[WHAT THE TASK REQUIRES] Where the string "xlabel" occurs in the material below, report the whole line.

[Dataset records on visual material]
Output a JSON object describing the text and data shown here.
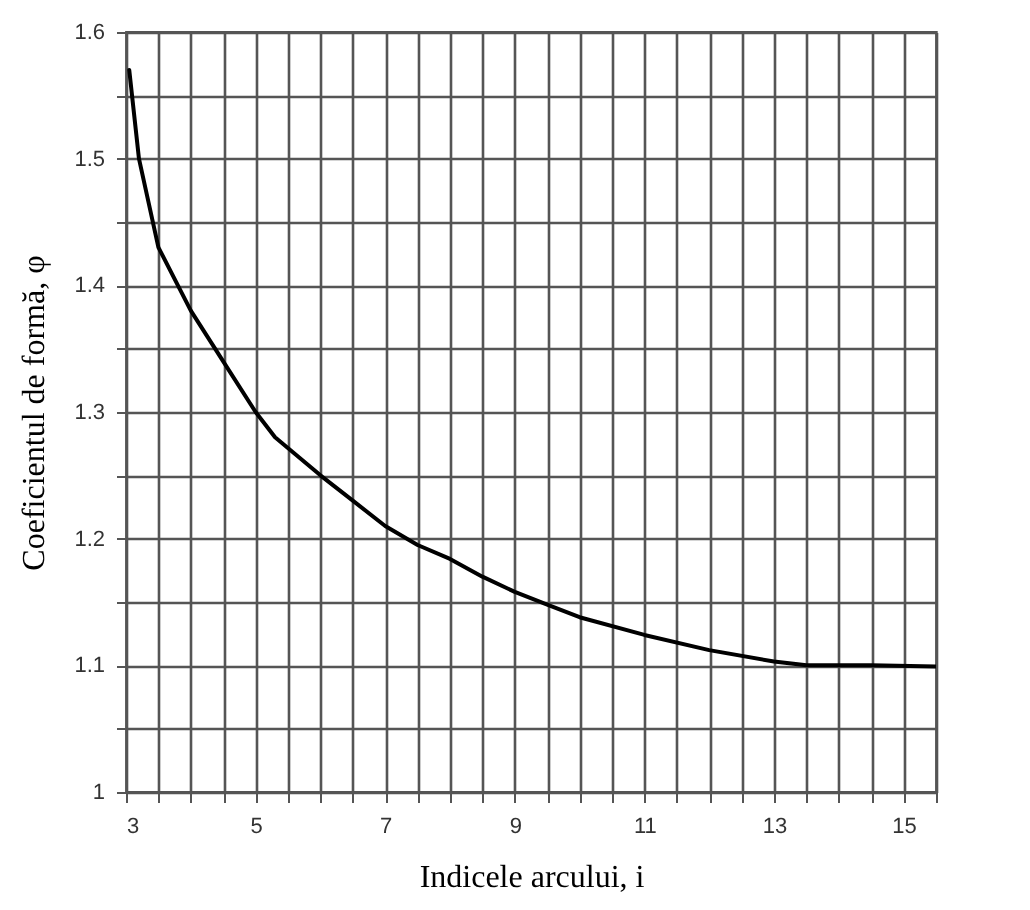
{
  "chart_data": {
    "type": "line",
    "xlabel": "Indicele arcului, i",
    "ylabel": "Coeficientul de formă, φ",
    "x": [
      3.05,
      3.2,
      3.5,
      4,
      4.5,
      5,
      5.3,
      6,
      6.5,
      7,
      7.5,
      8,
      8.5,
      9,
      9.5,
      10,
      11,
      12,
      13,
      13.5,
      14.5,
      15.5
    ],
    "series": [
      {
        "color": "#000000",
        "values": [
          1.57,
          1.5,
          1.43,
          1.38,
          1.34,
          1.3,
          1.28,
          1.25,
          1.23,
          1.21,
          1.195,
          1.184,
          1.17,
          1.158,
          1.148,
          1.138,
          1.124,
          1.112,
          1.103,
          1.1,
          1.1,
          1.099
        ]
      }
    ],
    "xlim": [
      3,
      15.5
    ],
    "ylim": [
      1,
      1.6
    ],
    "xticks": [
      3,
      {
        "value": 3.5,
        "label": null
      },
      {
        "value": 4,
        "label": null
      },
      {
        "value": 4.5,
        "label": null
      },
      5,
      {
        "value": 5.5,
        "label": null
      },
      {
        "value": 6,
        "label": null
      },
      {
        "value": 6.5,
        "label": null
      },
      7,
      {
        "value": 7.5,
        "label": null
      },
      {
        "value": 8,
        "label": null
      },
      {
        "value": 8.5,
        "label": null
      },
      9,
      {
        "value": 9.5,
        "label": null
      },
      {
        "value": 10,
        "label": null
      },
      {
        "value": 10.5,
        "label": null
      },
      11,
      {
        "value": 11.5,
        "label": null
      },
      {
        "value": 12,
        "label": null
      },
      {
        "value": 12.5,
        "label": null
      },
      13,
      {
        "value": 13.5,
        "label": null
      },
      {
        "value": 14,
        "label": null
      },
      {
        "value": 14.5,
        "label": null
      },
      15,
      {
        "value": 15.5,
        "label": null
      }
    ],
    "yticks": [
      1,
      {
        "value": 1.05,
        "label": null
      },
      1.1,
      {
        "value": 1.15,
        "label": null
      },
      1.2,
      {
        "value": 1.25,
        "label": null
      },
      1.3,
      {
        "value": 1.35,
        "label": null
      },
      1.4,
      {
        "value": 1.45,
        "label": null
      },
      1.5,
      {
        "value": 1.55,
        "label": null
      },
      1.6
    ],
    "grid": true,
    "marker": "none",
    "line_style": "solid"
  }
}
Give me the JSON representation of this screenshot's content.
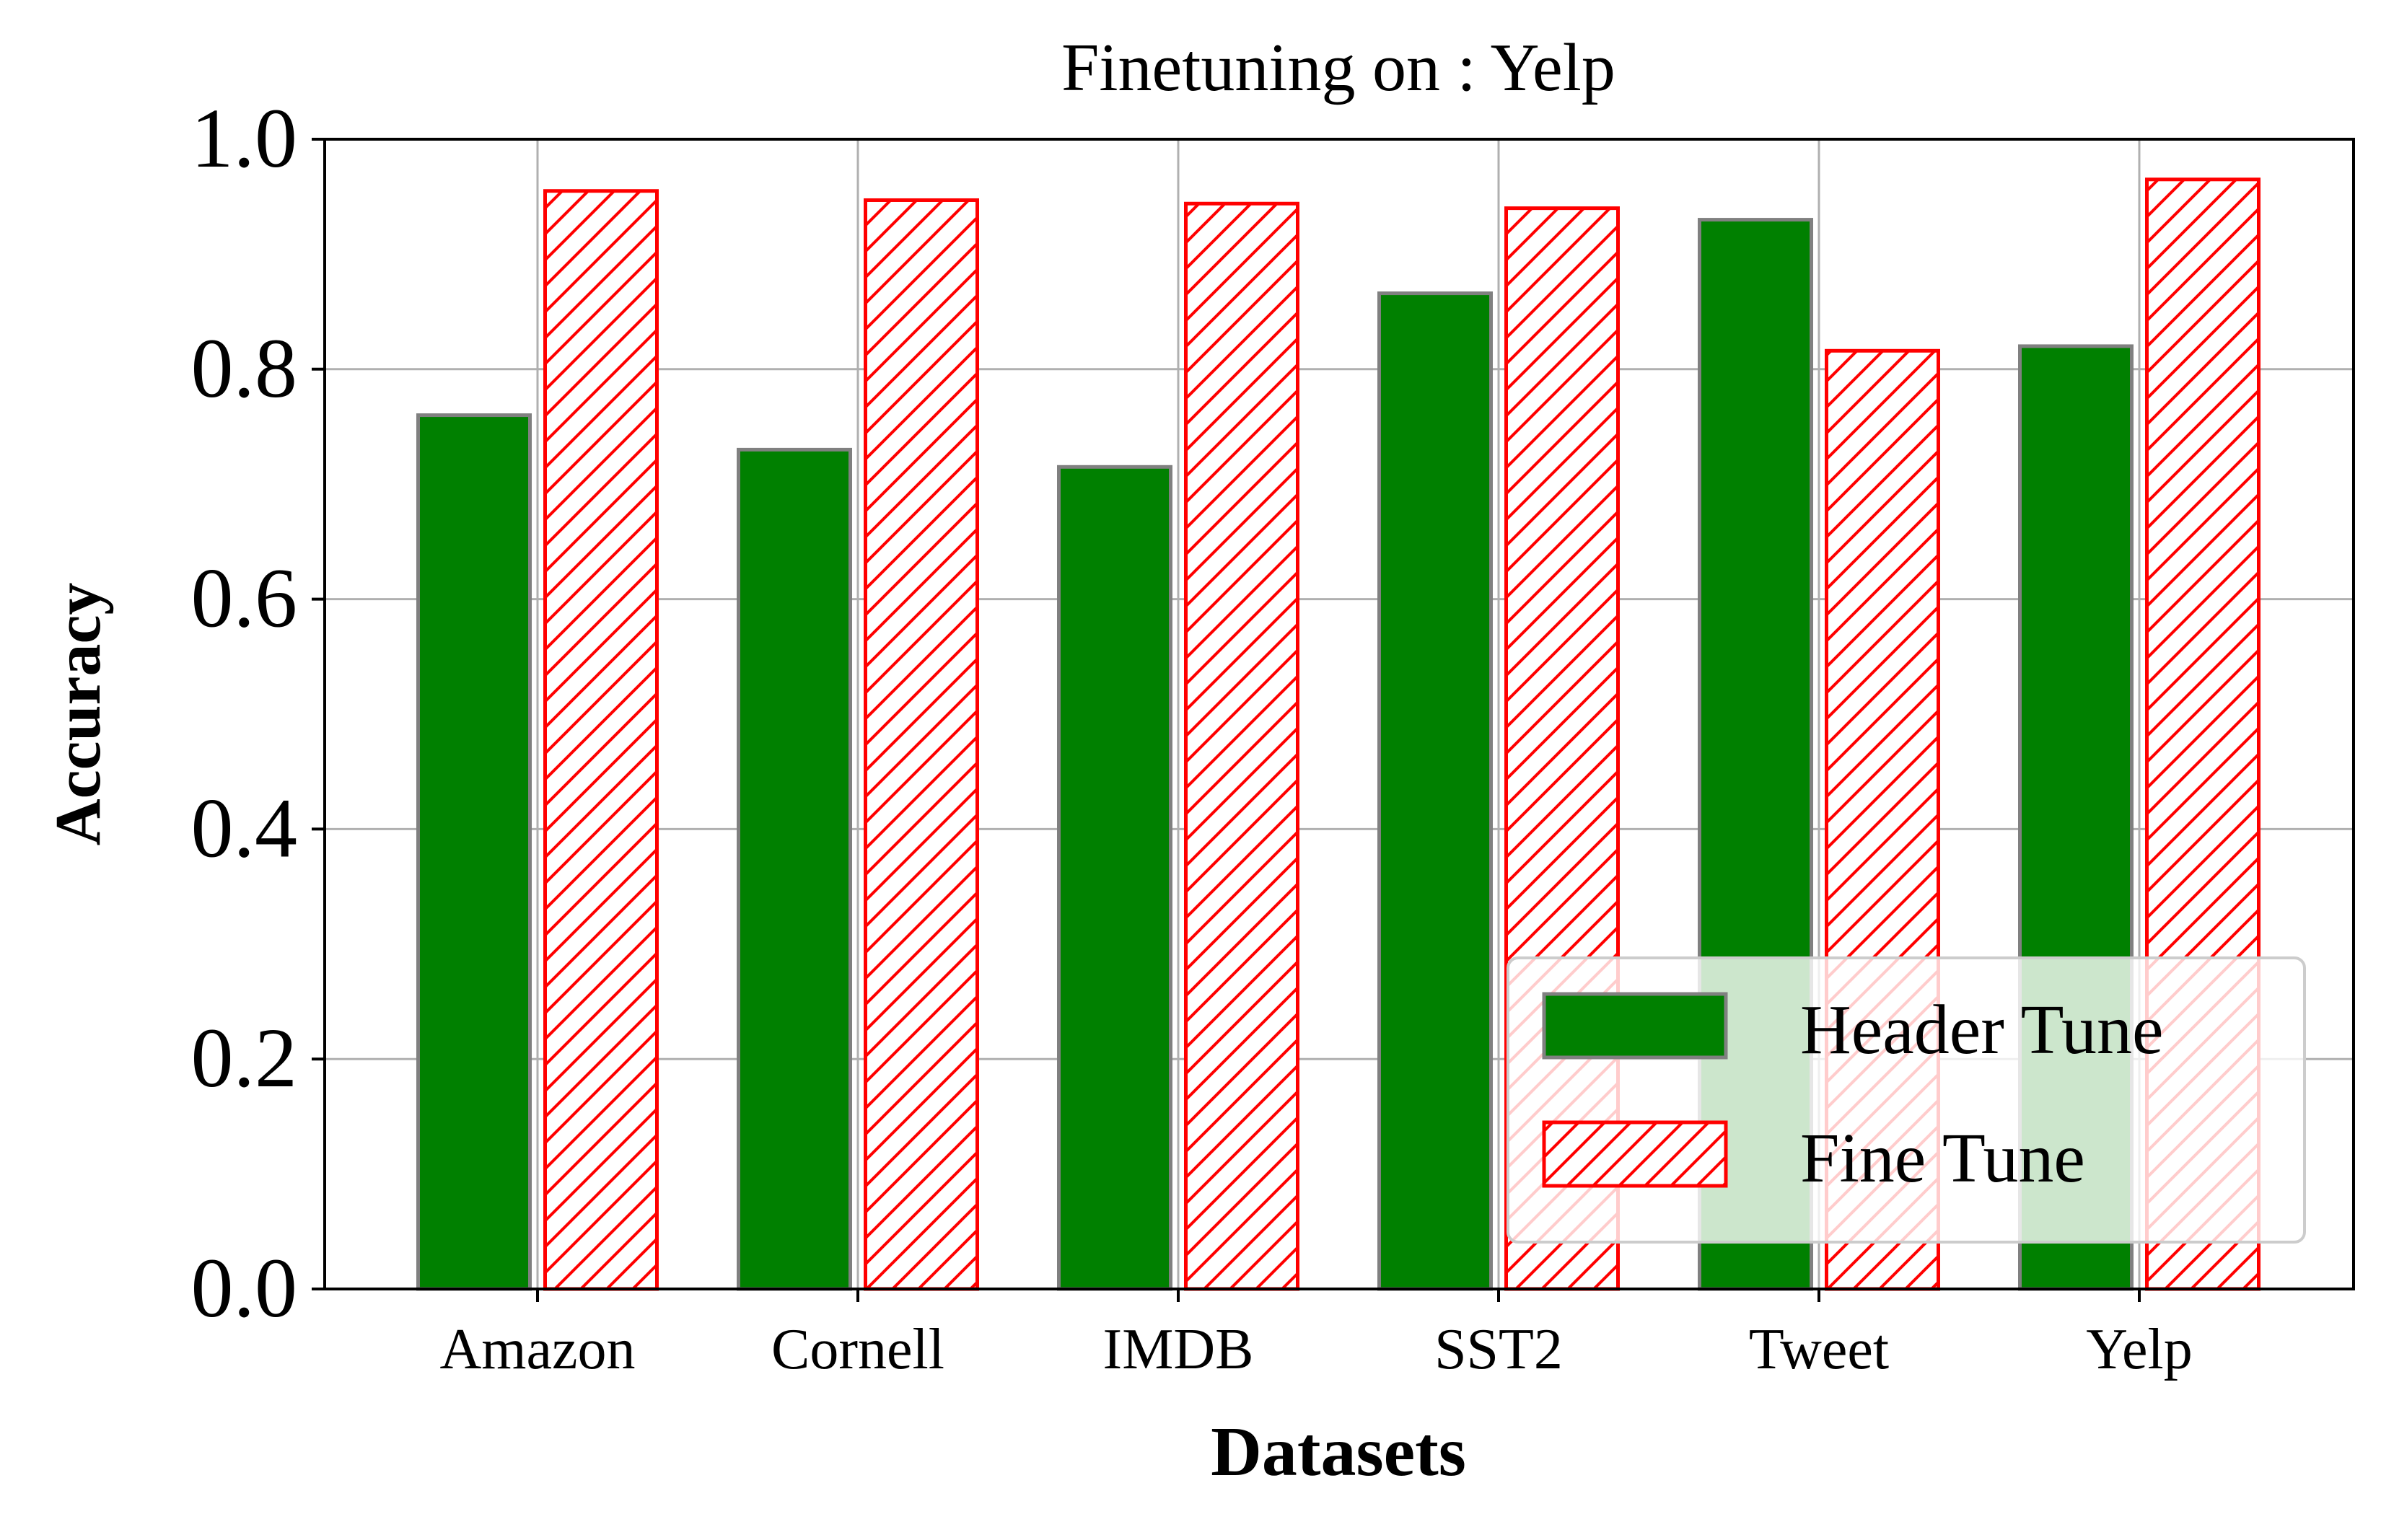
{
  "chart_data": {
    "type": "bar",
    "title": "Finetuning on : Yelp",
    "xlabel": "Datasets",
    "ylabel": "Accuracy",
    "categories": [
      "Amazon",
      "Cornell",
      "IMDB",
      "SST2",
      "Tweet",
      "Yelp"
    ],
    "series": [
      {
        "name": "Header Tune",
        "values": [
          0.76,
          0.73,
          0.715,
          0.866,
          0.93,
          0.82
        ],
        "fill": "#008000",
        "edge": "#808080",
        "hatch": false
      },
      {
        "name": "Fine Tune",
        "values": [
          0.955,
          0.947,
          0.944,
          0.94,
          0.816,
          0.965
        ],
        "fill": "#ffffff",
        "edge": "#ff0000",
        "hatch": true
      }
    ],
    "ylim": [
      0,
      1.0
    ],
    "yticks": [
      "0.0",
      "0.2",
      "0.4",
      "0.6",
      "0.8",
      "1.0"
    ],
    "grid": true,
    "legend_position": "lower-right"
  }
}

[FULL ANSWER]
    "xlabel": "Indicele arcului, i",
    "xlabel": "Datasets",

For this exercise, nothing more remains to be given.